====== DATA SHOWN ======
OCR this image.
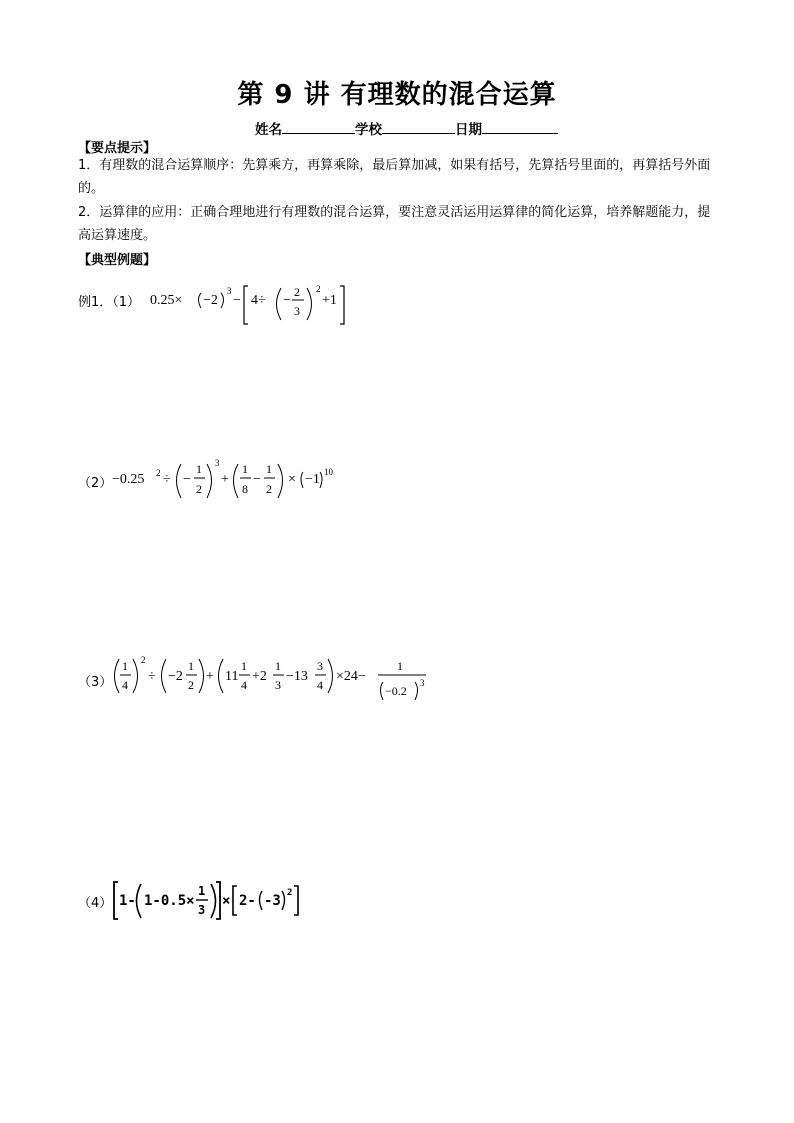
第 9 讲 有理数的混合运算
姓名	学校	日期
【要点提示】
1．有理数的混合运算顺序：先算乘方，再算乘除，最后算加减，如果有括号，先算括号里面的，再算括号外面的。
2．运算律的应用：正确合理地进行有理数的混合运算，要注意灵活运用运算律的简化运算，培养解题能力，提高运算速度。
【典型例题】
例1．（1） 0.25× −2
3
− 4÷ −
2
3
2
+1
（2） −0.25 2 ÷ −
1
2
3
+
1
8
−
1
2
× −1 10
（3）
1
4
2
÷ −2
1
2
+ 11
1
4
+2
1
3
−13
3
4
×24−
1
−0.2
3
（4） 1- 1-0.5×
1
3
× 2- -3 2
======
■ **YOUR OBJECTIVE**
Without the pictures, restate all the entries above exactly.

■ **SOLUTION FOR THIS PROBLEM**
OCR this image.
第 9 讲 有理数的混合运算
姓名	学校	日期
【要点提示】
1．有理数的混合运算顺序：先算乘方，再算乘除，最后算加减，如果有括号，先算括号里面的，再算括号外面的。
2．运算律的应用：正确合理地进行有理数的混合运算，要注意灵活运用运算律的简化运算，培养解题能力，提高运算速度。
【典型例题】
例1．（1） 0.25× −2
3
− 4÷ −
2
3
2
+1
（2） −0.25 2 ÷ −
1
2
3
+
1
8
−
1
2
× −1 10
（3）
1
4
2
÷ −2
1
2
+ 11
1
4
+2
1
3
−13
3
4
×24−
1
−0.2
3
（4） 1- 1-0.5×
1
3
× 2- -3 2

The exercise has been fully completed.